◆ **Given data**
####################

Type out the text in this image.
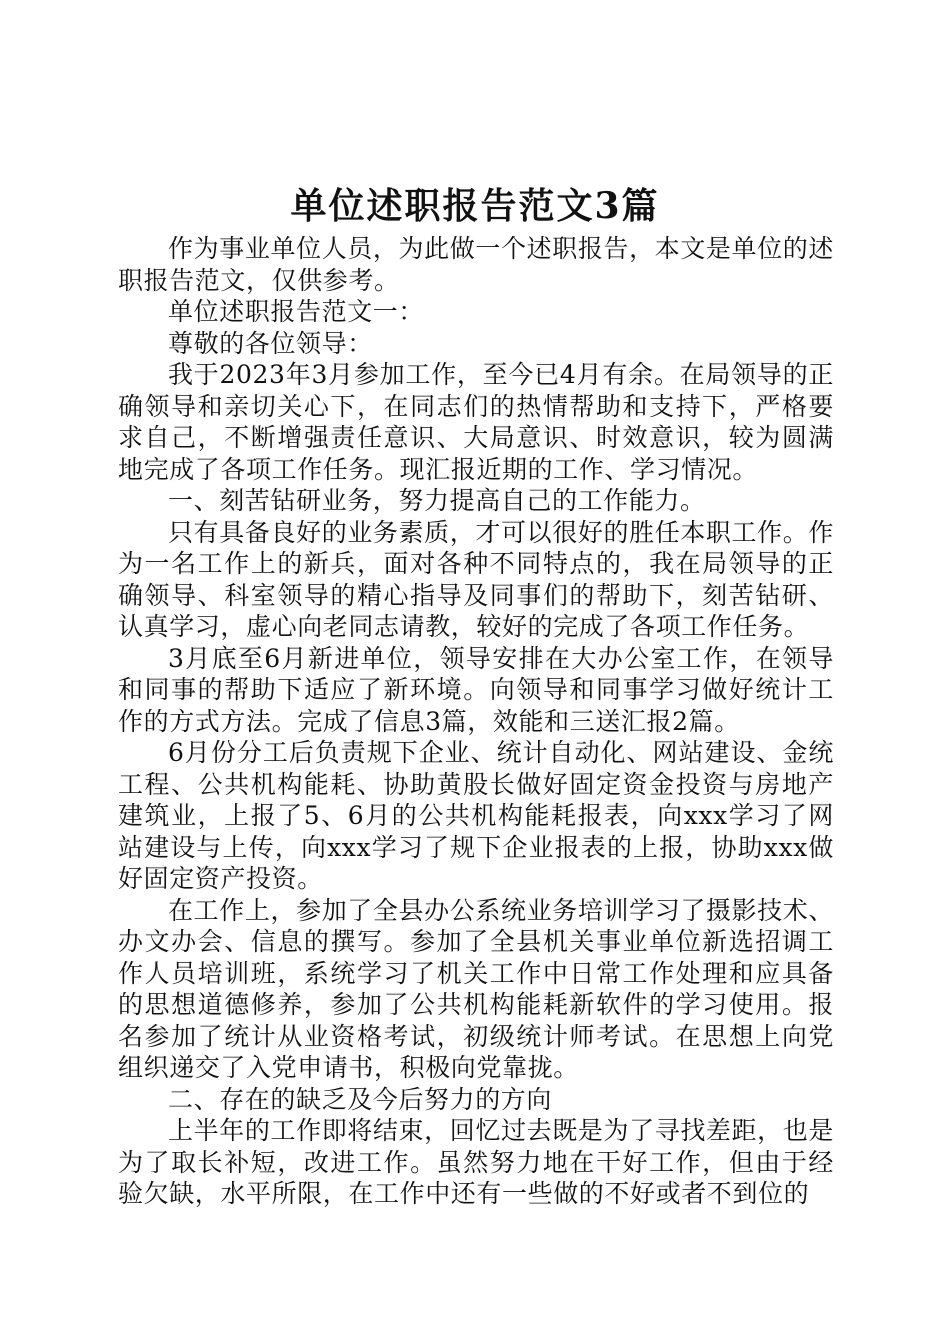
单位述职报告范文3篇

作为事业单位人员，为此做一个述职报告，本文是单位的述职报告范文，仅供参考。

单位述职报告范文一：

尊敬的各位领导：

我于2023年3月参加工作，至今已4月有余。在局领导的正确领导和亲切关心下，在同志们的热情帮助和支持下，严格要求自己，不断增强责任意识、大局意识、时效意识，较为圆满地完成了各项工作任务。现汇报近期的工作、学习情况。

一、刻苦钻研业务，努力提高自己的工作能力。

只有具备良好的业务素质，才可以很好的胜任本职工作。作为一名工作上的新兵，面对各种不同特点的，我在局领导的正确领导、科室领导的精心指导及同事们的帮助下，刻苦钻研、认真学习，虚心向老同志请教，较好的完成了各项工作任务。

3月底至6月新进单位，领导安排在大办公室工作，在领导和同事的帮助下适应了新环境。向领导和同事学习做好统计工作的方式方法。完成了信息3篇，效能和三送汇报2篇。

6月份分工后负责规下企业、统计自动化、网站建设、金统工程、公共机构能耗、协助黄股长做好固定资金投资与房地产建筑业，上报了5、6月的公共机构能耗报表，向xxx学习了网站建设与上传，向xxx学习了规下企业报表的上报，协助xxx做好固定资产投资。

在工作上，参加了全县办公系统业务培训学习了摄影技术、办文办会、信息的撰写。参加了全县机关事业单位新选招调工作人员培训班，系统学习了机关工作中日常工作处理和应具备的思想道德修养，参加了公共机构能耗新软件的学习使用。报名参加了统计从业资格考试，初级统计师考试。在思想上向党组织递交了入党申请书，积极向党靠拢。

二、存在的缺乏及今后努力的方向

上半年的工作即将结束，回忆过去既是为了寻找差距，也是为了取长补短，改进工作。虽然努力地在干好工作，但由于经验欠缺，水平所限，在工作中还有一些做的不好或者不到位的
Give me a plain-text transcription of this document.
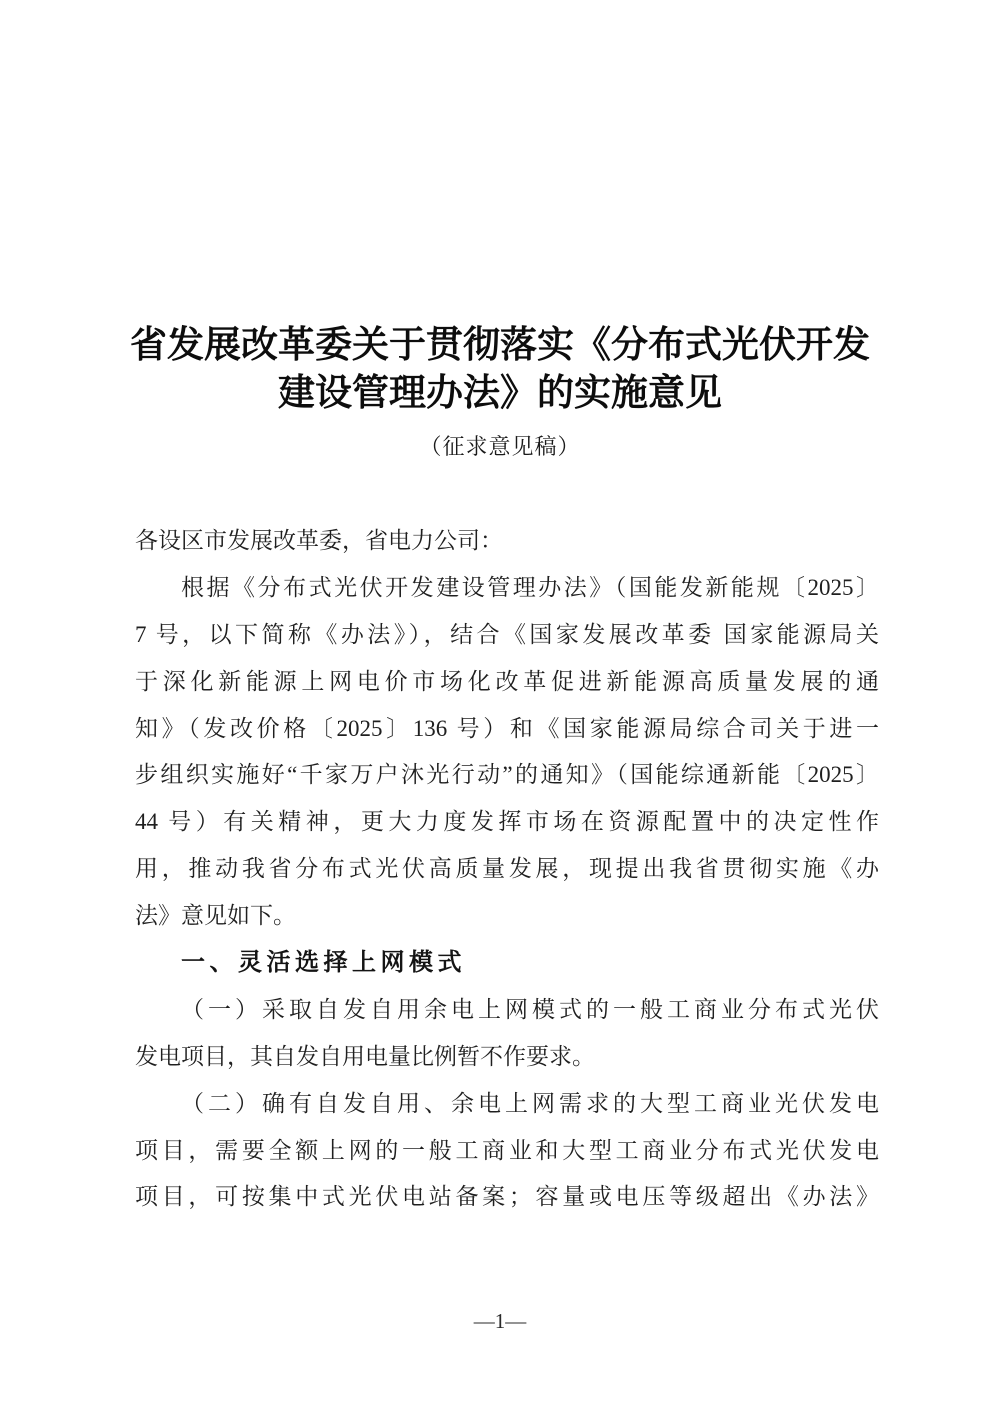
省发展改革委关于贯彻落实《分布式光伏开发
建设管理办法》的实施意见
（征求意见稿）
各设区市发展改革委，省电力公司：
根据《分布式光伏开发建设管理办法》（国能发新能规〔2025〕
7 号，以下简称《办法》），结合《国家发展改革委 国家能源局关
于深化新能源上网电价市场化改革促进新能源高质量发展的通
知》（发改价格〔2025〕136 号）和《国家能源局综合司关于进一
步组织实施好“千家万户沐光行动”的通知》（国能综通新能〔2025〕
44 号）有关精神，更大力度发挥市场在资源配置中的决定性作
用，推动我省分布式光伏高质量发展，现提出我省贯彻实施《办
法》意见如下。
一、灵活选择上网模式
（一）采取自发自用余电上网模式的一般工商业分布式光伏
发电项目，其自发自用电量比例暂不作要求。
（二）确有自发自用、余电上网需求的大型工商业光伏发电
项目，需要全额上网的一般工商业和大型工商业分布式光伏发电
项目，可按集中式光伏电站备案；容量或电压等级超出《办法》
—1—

####################

◆ **Required work**
Transcribe the records above verbatim. Do not carry over any picture.

◆ **Result**
Type out the text in this image.
单位述职报告范文3篇

作为事业单位人员，为此做一个述职报告，本文是单位的述职报告范文，仅供参考。

单位述职报告范文一：

尊敬的各位领导：

我于2023年3月参加工作，至今已4月有余。在局领导的正确领导和亲切关心下，在同志们的热情帮助和支持下，严格要求自己，不断增强责任意识、大局意识、时效意识，较为圆满地完成了各项工作任务。现汇报近期的工作、学习情况。

一、刻苦钻研业务，努力提高自己的工作能力。

只有具备良好的业务素质，才可以很好的胜任本职工作。作为一名工作上的新兵，面对各种不同特点的，我在局领导的正确领导、科室领导的精心指导及同事们的帮助下，刻苦钻研、认真学习，虚心向老同志请教，较好的完成了各项工作任务。

3月底至6月新进单位，领导安排在大办公室工作，在领导和同事的帮助下适应了新环境。向领导和同事学习做好统计工作的方式方法。完成了信息3篇，效能和三送汇报2篇。

6月份分工后负责规下企业、统计自动化、网站建设、金统工程、公共机构能耗、协助黄股长做好固定资金投资与房地产建筑业，上报了5、6月的公共机构能耗报表，向xxx学习了网站建设与上传，向xxx学习了规下企业报表的上报，协助xxx做好固定资产投资。

在工作上，参加了全县办公系统业务培训学习了摄影技术、办文办会、信息的撰写。参加了全县机关事业单位新选招调工作人员培训班，系统学习了机关工作中日常工作处理和应具备的思想道德修养，参加了公共机构能耗新软件的学习使用。报名参加了统计从业资格考试，初级统计师考试。在思想上向党组织递交了入党申请书，积极向党靠拢。

二、存在的缺乏及今后努力的方向

上半年的工作即将结束，回忆过去既是为了寻找差距，也是为了取长补短，改进工作。虽然努力地在干好工作，但由于经验欠缺，水平所限，在工作中还有一些做的不好或者不到位的
Give me a plain-text transcription of this document.
省发展改革委关于贯彻落实《分布式光伏开发
建设管理办法》的实施意见
（征求意见稿）
各设区市发展改革委，省电力公司：
根据《分布式光伏开发建设管理办法》（国能发新能规〔2025〕
7 号，以下简称《办法》），结合《国家发展改革委 国家能源局关
于深化新能源上网电价市场化改革促进新能源高质量发展的通
知》（发改价格〔2025〕136 号）和《国家能源局综合司关于进一
步组织实施好“千家万户沐光行动”的通知》（国能综通新能〔2025〕
44 号）有关精神，更大力度发挥市场在资源配置中的决定性作
用，推动我省分布式光伏高质量发展，现提出我省贯彻实施《办
法》意见如下。
一、灵活选择上网模式
（一）采取自发自用余电上网模式的一般工商业分布式光伏
发电项目，其自发自用电量比例暂不作要求。
（二）确有自发自用、余电上网需求的大型工商业光伏发电
项目，需要全额上网的一般工商业和大型工商业分布式光伏发电
项目，可按集中式光伏电站备案；容量或电压等级超出《办法》
—1—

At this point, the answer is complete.